*Pedido escrito*.
Dê continuidade ao texto da página sobre as colunas das Católicas, começando logo depois da última frase mostrada.

*Texto da página*.
•••••
Os artigos, em sua maioria, tratam de assuntos como legalização/criminalização do aborto, autonomia das mulheres, patriarcado, diversidade sexual (homoafetividade, movimento lgbtqiapn+), violência de gênero, democracia, eleições e fundamentalismo religioso. É comum que os artigos promovam atividades políticas coletivas, sejam eventos realizados pela CDD ou chamadas para eventuais manifestações e passeatas que estejam de acordo com os ideais defendidos pela organização. Por exemplo, na coluna do dia 29 de novembro de 2017, “Para além da ponta do iceberg: enfrentando as raízes da violência contra as mulheres”, as Católicas convocam para participar da campanha de 16 dias de ativismo pelo fim da violência contra as mulheres, compartilhando eventos que ocorreram em diversas capitais e cidades do país.

O tema do aborto é um dos mais abordados nos artigos. Geralmente vem associado com questões relativas ao imbricamento entre Estado e Religião, sendo visto como sistematicamente desumanizando as mulheres. Ou seja, as colunas apresentam ao público a interpretação de que a ausência de políticas públicas destinadas às mulheres acaba por afetar primordialmente as pobres e as negras, uma vez que acabam recorrendo a procedimentos clandestinos e inseguros. É sabido que aquelas mulheres que possuem mais recursos financeiros realizam o mesmo procedimento de maneira rápida e segura.
•••••
Registros das caixas de elementos
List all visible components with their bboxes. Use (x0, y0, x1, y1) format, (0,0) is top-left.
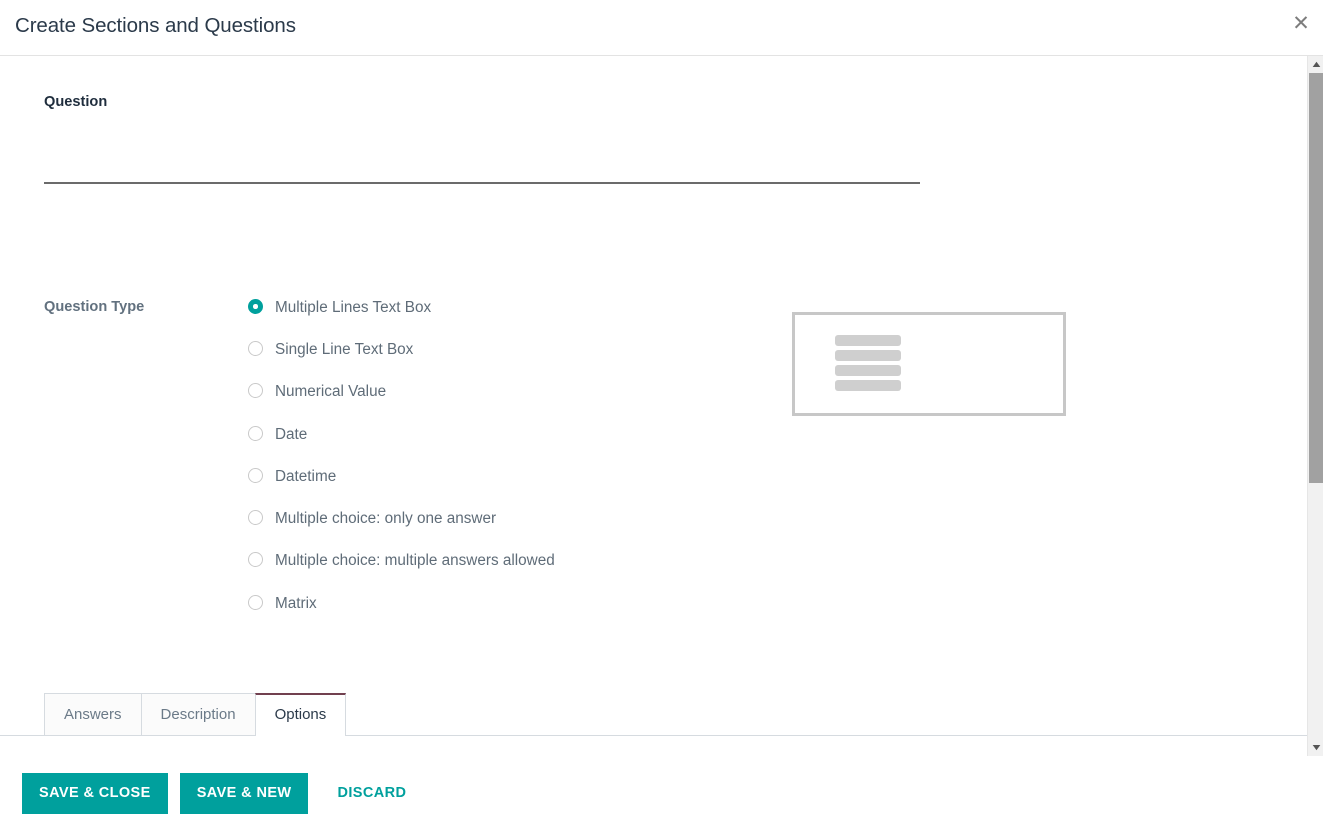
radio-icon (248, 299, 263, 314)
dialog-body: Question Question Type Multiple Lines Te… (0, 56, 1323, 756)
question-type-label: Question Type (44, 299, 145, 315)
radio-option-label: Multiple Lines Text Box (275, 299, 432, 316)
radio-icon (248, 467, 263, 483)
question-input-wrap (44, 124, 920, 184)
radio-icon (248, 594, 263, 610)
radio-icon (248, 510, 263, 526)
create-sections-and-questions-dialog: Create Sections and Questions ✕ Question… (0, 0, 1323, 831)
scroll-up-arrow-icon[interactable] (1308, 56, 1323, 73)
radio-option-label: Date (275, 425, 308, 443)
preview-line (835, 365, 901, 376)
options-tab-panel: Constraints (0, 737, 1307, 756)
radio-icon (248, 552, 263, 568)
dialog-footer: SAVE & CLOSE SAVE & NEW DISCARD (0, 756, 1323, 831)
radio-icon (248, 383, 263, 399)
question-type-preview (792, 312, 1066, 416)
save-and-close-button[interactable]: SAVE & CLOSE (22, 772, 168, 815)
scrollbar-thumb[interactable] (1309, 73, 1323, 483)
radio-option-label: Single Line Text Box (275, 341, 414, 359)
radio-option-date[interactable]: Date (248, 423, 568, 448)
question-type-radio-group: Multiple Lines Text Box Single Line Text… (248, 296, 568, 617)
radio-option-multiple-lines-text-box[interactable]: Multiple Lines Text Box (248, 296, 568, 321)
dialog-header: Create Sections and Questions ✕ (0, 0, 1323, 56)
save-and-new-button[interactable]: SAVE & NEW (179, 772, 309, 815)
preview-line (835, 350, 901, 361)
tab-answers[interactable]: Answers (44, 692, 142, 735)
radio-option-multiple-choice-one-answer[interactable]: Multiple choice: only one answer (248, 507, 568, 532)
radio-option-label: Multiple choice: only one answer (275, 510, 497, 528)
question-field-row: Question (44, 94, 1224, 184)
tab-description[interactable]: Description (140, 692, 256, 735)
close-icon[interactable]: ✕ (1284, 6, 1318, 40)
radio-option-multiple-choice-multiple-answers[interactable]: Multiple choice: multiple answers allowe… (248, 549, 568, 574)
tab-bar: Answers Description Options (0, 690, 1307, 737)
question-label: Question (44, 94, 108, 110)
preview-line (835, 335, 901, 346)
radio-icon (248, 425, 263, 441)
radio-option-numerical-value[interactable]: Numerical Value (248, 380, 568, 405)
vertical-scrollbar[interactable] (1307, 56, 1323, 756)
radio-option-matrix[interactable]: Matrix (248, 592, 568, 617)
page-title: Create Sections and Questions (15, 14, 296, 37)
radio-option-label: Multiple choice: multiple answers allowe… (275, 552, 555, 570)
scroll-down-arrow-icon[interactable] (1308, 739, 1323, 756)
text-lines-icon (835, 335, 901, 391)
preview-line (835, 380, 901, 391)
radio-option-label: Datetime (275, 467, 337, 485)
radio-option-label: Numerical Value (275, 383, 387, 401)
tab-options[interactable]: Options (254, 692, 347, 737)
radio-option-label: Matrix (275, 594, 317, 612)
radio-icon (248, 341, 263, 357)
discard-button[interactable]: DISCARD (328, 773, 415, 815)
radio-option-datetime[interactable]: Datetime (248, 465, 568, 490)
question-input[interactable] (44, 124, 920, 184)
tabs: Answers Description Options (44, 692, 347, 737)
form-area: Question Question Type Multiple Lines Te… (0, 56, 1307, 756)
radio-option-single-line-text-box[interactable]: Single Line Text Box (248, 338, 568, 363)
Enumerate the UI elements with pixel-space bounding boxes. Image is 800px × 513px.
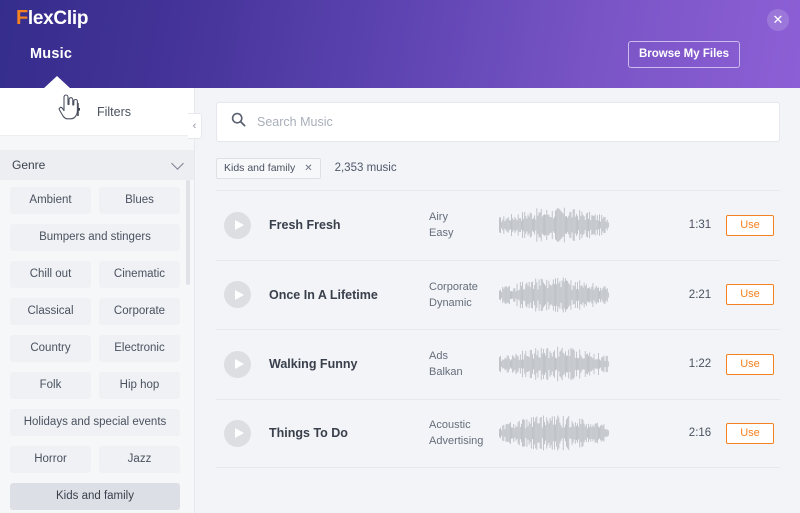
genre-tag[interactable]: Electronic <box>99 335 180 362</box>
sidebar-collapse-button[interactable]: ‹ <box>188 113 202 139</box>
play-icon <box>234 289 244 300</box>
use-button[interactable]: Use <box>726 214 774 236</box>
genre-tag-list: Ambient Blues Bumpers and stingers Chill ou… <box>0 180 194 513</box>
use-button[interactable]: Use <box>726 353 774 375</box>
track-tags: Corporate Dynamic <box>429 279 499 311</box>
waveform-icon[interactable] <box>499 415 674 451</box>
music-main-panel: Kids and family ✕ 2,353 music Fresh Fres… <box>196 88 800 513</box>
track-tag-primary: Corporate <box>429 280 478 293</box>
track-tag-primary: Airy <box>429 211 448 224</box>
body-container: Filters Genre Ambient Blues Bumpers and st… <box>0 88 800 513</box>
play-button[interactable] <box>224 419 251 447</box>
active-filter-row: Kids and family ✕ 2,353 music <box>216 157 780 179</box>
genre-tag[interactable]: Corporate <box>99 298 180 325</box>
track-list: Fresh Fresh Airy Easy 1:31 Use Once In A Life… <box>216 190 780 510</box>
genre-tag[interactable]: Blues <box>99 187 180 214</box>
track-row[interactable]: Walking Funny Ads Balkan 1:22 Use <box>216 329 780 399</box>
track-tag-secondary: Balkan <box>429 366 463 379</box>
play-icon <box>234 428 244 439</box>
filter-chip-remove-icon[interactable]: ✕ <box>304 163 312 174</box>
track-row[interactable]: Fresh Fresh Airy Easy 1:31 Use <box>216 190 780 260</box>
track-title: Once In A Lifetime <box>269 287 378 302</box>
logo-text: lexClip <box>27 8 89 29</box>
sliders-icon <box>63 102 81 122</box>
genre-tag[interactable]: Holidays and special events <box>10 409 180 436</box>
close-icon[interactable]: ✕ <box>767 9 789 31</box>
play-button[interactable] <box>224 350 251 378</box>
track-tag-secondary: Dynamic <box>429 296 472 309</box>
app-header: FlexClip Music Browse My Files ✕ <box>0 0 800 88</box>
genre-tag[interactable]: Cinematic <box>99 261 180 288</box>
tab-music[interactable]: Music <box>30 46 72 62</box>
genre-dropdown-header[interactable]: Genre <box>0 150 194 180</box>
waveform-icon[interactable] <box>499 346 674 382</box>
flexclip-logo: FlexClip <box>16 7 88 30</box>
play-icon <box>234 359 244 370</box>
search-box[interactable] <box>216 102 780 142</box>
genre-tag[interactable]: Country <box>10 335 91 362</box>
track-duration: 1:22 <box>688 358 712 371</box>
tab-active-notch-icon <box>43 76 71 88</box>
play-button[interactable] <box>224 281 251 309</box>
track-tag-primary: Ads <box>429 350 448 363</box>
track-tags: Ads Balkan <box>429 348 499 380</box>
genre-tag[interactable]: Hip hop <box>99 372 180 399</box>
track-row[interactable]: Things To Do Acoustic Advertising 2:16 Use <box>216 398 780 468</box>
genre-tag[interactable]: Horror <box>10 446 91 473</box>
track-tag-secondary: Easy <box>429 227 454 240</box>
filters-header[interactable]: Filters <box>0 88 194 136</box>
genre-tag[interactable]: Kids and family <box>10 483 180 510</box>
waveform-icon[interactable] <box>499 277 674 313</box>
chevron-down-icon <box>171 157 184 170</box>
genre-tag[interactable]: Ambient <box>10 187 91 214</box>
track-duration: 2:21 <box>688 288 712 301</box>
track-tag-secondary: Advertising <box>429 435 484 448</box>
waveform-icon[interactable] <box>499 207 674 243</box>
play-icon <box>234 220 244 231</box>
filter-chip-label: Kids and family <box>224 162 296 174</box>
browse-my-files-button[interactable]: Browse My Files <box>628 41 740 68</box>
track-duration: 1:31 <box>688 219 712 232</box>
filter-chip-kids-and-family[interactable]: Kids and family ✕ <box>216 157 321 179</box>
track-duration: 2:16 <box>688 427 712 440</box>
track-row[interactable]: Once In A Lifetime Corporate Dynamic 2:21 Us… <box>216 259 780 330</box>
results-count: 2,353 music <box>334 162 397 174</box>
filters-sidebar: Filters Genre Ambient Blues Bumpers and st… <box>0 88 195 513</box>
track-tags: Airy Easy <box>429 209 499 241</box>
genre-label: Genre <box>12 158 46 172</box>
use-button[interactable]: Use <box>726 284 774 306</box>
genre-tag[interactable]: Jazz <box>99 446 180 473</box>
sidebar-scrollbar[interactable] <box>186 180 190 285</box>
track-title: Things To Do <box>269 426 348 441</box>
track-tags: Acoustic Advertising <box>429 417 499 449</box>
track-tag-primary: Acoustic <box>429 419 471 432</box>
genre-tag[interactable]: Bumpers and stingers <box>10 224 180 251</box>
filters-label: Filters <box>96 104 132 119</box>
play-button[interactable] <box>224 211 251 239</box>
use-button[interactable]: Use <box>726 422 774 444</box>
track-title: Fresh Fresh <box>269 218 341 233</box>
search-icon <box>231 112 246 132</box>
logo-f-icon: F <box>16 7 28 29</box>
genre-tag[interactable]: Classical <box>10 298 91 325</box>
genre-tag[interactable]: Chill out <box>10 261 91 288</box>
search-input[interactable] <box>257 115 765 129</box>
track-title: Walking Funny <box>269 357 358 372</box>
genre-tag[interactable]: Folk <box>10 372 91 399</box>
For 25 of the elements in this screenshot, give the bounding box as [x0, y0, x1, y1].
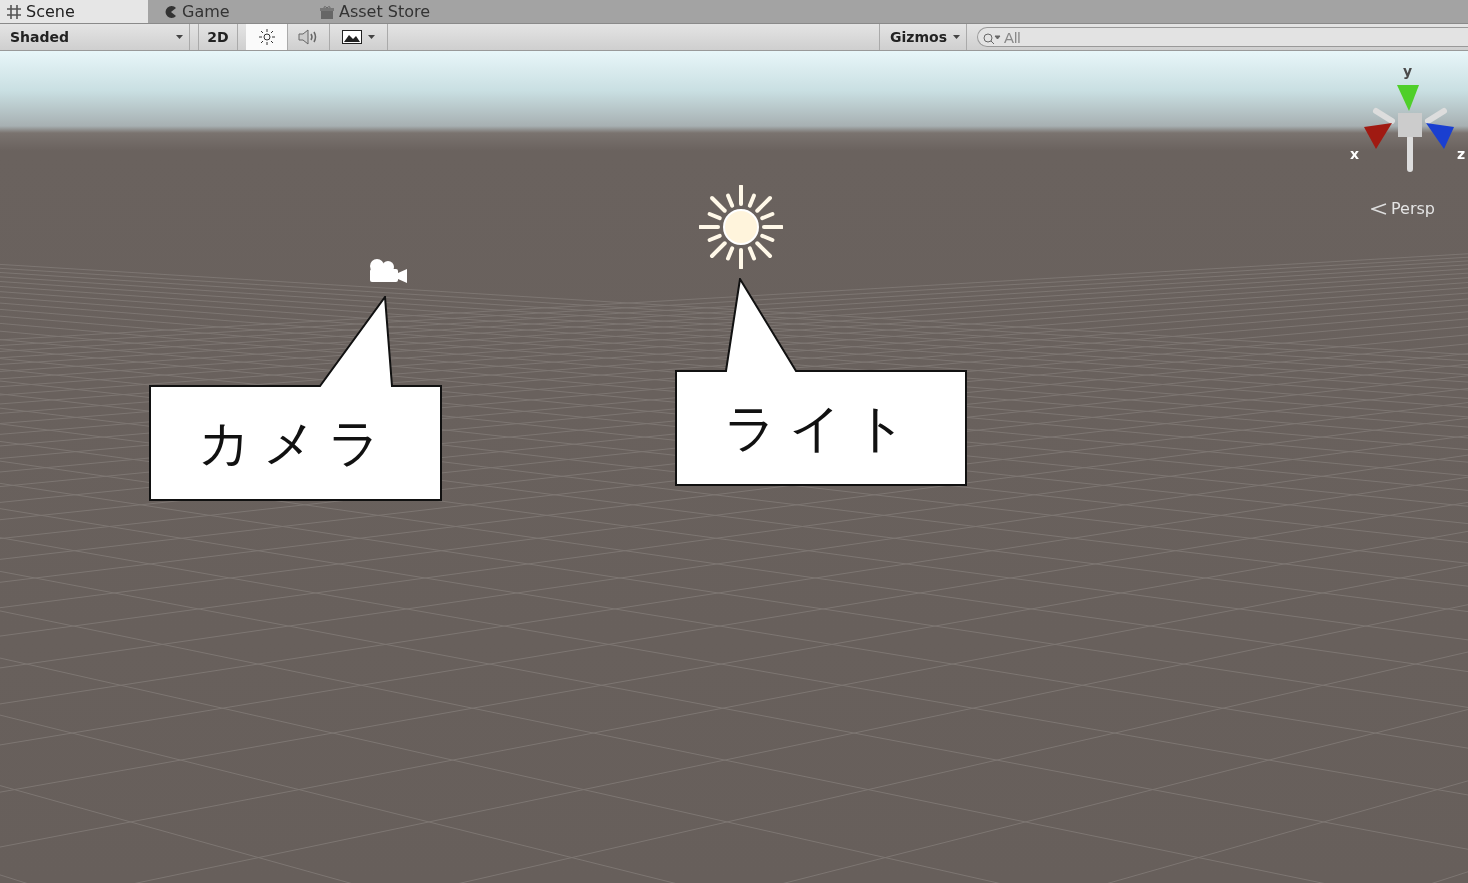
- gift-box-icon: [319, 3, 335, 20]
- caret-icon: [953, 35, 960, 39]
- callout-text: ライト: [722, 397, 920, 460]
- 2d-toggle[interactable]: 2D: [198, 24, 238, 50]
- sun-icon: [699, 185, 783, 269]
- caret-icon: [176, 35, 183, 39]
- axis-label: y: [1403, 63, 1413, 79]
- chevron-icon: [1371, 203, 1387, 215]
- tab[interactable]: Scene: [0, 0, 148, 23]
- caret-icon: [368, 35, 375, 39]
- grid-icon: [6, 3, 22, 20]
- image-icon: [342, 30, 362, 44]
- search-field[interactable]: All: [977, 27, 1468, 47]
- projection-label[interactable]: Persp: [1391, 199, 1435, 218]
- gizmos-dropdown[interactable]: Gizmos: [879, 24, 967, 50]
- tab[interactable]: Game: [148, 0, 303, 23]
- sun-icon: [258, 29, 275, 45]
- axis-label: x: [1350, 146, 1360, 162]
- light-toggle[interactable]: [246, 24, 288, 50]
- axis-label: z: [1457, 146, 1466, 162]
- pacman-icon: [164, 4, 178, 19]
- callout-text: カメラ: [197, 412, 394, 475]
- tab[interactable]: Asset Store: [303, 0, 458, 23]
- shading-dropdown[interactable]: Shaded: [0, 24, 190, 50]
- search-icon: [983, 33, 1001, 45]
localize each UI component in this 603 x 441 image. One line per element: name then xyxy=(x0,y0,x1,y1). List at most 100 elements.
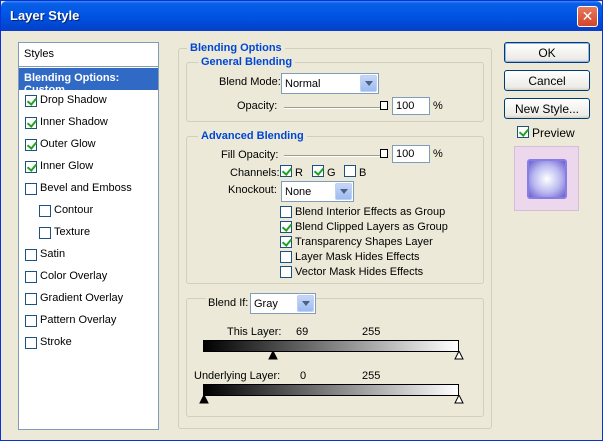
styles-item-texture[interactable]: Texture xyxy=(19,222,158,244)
•••••
*Resposta esperada*.
Os artigos se debruçam sobre como o Estado não respeita o princípio de separação entre as instituições públicas e as instituições religiosas e se relacionam aos fundamentalismos religiosos referentes à ideia de “defesa da vida”. Como exemplo, diversos artigos tratam da já citada PEC 181/2015 e da influência religiosa sobre alguns parlamentares que “absolutizam” a vida do embrião em detrimento da saúde e da escolha da mulher sobre a maternidade. Ao longo dos escritos, e partindo de outras interpretações advindas da religião, as autoras procuram desconstruir a proibição da legalização do aborto. Isso ocorre, por exemplo, no artigo que compara o caso de Rebbeca Mendes15 com o episódio bíblico de Jesus e a crítica aos fariseus. Estes são criticados principalmente porque acreditavam possuir o conhecimento último e verdadeiro e a mais pura prática religiosa. A partir disso, desfrutavam de grande influência junto à classe política à época. Dessa forma, Jesus critica os fariseus porque estão perdendo de vista o componente da solidariedade e justiça que a religião cristã prega. Portanto, negar a decisão do aborto de Rebbeca parte de uma hipocrisia e um fundamentalismo moral cristão que não condiz com esses ensinamentos.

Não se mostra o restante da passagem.